Description of the task => Locate each line holding the string "title" and copy it.

Stored data

━━━━━━

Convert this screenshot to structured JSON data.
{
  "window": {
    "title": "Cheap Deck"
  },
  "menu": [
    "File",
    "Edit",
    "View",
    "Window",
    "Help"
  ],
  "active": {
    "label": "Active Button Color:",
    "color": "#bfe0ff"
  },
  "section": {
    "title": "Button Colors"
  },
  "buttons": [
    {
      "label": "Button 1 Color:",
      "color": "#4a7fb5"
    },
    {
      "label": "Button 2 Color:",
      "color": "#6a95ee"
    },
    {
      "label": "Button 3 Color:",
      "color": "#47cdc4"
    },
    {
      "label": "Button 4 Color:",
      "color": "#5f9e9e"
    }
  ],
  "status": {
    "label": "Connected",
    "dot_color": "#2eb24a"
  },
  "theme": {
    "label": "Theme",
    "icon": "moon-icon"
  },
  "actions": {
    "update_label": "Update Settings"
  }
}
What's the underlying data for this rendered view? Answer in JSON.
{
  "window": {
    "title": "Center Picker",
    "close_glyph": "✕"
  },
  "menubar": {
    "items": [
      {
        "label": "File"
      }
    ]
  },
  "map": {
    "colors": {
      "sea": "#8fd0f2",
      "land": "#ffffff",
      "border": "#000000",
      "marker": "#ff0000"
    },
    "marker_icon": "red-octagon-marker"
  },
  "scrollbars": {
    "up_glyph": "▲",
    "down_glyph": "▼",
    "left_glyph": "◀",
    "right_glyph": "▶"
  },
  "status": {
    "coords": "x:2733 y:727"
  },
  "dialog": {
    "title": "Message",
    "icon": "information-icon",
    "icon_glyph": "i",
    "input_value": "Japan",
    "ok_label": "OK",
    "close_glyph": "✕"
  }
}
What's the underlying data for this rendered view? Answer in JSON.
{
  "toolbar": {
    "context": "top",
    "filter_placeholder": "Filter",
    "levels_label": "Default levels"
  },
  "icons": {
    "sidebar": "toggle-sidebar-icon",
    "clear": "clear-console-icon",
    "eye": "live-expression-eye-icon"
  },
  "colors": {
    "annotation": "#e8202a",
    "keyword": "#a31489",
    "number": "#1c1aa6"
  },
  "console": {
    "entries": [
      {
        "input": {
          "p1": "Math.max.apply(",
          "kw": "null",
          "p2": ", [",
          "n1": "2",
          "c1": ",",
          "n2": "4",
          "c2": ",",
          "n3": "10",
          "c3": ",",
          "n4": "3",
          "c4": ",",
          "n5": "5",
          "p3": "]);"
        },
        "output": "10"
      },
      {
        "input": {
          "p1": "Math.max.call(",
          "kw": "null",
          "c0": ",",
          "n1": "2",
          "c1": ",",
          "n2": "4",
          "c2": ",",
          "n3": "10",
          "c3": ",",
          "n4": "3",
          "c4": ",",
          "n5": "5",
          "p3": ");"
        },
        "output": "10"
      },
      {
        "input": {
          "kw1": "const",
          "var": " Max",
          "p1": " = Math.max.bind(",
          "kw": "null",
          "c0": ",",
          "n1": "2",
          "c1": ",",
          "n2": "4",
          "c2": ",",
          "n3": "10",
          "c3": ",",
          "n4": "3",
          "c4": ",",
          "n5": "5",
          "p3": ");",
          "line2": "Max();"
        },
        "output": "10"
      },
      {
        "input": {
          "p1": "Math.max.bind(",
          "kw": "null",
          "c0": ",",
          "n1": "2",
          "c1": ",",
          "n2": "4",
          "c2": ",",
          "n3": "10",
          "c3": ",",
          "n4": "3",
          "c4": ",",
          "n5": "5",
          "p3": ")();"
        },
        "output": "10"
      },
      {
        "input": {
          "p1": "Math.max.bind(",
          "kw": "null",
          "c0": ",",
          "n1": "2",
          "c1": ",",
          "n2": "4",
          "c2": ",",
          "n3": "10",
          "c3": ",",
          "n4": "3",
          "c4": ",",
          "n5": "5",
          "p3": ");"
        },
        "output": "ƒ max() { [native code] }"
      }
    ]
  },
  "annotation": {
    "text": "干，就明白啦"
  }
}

━━━━━━

Exercise result =>
    "title": "Cheap Deck"
    "title": "Button Colors"
    "title": "Center Picker",
    "title": "Message",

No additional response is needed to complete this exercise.